Exercise details => Every record must be transcribed in its entirety, apart from the images, which are to be omitted.

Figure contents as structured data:
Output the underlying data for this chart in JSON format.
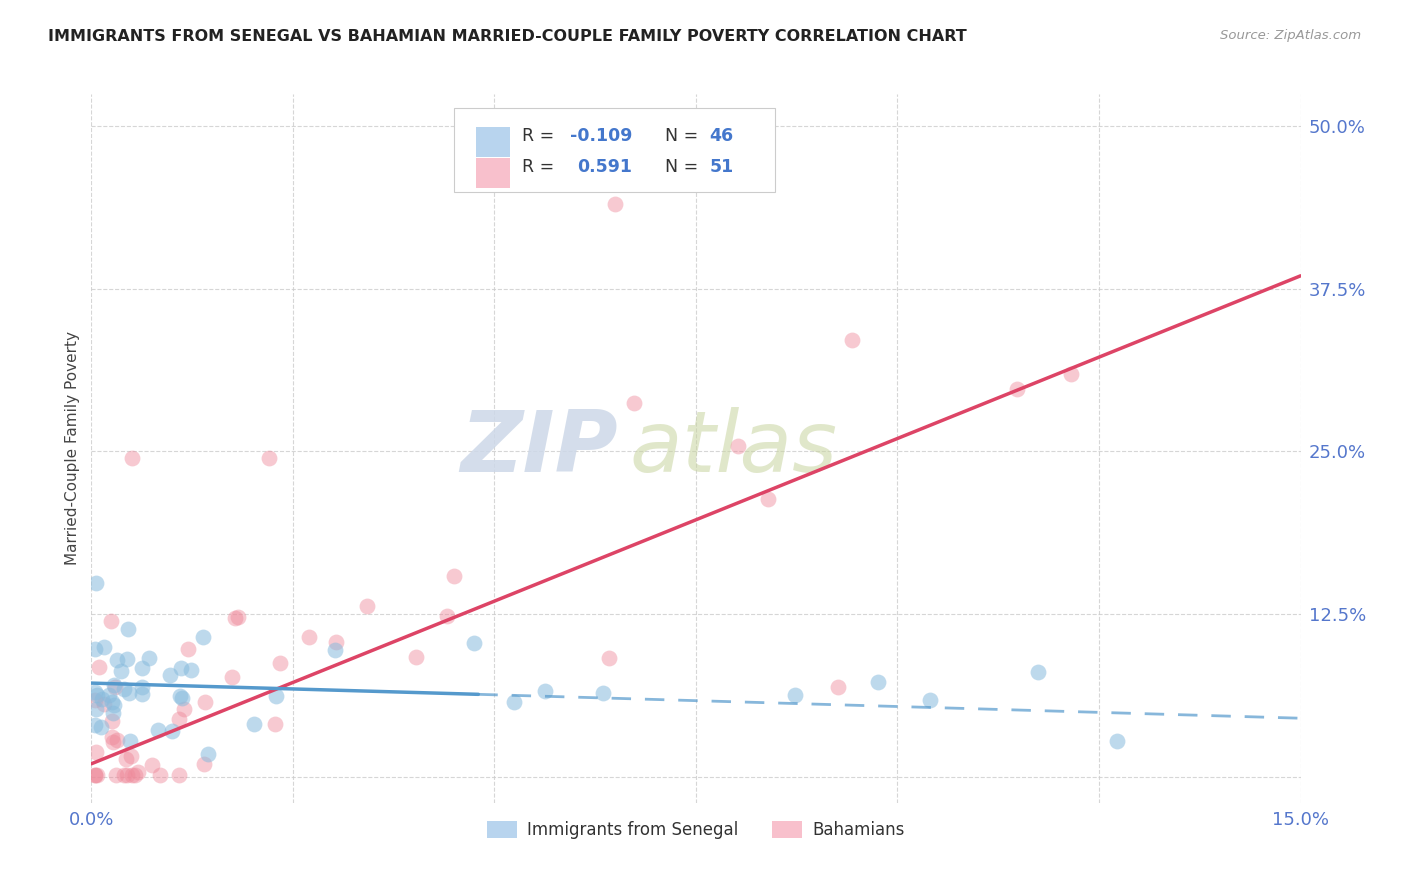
{
  "title": "IMMIGRANTS FROM SENEGAL VS BAHAMIAN MARRIED-COUPLE FAMILY POVERTY CORRELATION CHART",
  "source": "Source: ZipAtlas.com",
  "ylabel_label": "Married-Couple Family Poverty",
  "xlim": [
    0.0,
    0.15
  ],
  "ylim": [
    -0.02,
    0.525
  ],
  "xticks": [
    0.0,
    0.025,
    0.05,
    0.075,
    0.1,
    0.125,
    0.15
  ],
  "xticklabels": [
    "0.0%",
    "",
    "",
    "",
    "",
    "",
    "15.0%"
  ],
  "yticks": [
    0.0,
    0.125,
    0.25,
    0.375,
    0.5
  ],
  "yticklabels": [
    "",
    "12.5%",
    "25.0%",
    "37.5%",
    "50.0%"
  ],
  "legend1_color": "#b8d4ee",
  "legend2_color": "#f8c0cc",
  "scatter1_color": "#88bbdd",
  "scatter2_color": "#ee8899",
  "line1_color": "#5599cc",
  "line2_color": "#dd4466",
  "watermark_color": "#cdd8e8",
  "R1": -0.109,
  "N1": 46,
  "R2": 0.591,
  "N2": 51,
  "background_color": "#ffffff",
  "grid_color": "#cccccc",
  "title_color": "#222222",
  "tick_color": "#5577cc",
  "legend_text_color": "#333333",
  "legend_val_color": "#4477cc",
  "source_color": "#999999"
}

Answer to the task =>
Output the underlying data for this chart in JSON format.
{
  "title": "IMMIGRANTS FROM SENEGAL VS BAHAMIAN MARRIED-COUPLE FAMILY POVERTY CORRELATION CHART",
  "source": "Source: ZipAtlas.com",
  "ylabel_label": "Married-Couple Family Poverty",
  "xlim": [
    0.0,
    0.15
  ],
  "ylim": [
    -0.02,
    0.525
  ],
  "xticks": [
    0.0,
    0.025,
    0.05,
    0.075,
    0.1,
    0.125,
    0.15
  ],
  "xticklabels": [
    "0.0%",
    "",
    "",
    "",
    "",
    "",
    "15.0%"
  ],
  "yticks": [
    0.0,
    0.125,
    0.25,
    0.375,
    0.5
  ],
  "yticklabels": [
    "",
    "12.5%",
    "25.0%",
    "37.5%",
    "50.0%"
  ],
  "legend1_color": "#b8d4ee",
  "legend2_color": "#f8c0cc",
  "scatter1_color": "#88bbdd",
  "scatter2_color": "#ee8899",
  "line1_color": "#5599cc",
  "line2_color": "#dd4466",
  "watermark_color": "#cdd8e8",
  "R1": -0.109,
  "N1": 46,
  "R2": 0.591,
  "N2": 51,
  "background_color": "#ffffff",
  "grid_color": "#cccccc",
  "title_color": "#222222",
  "tick_color": "#5577cc",
  "legend_text_color": "#333333",
  "legend_val_color": "#4477cc",
  "source_color": "#999999"
}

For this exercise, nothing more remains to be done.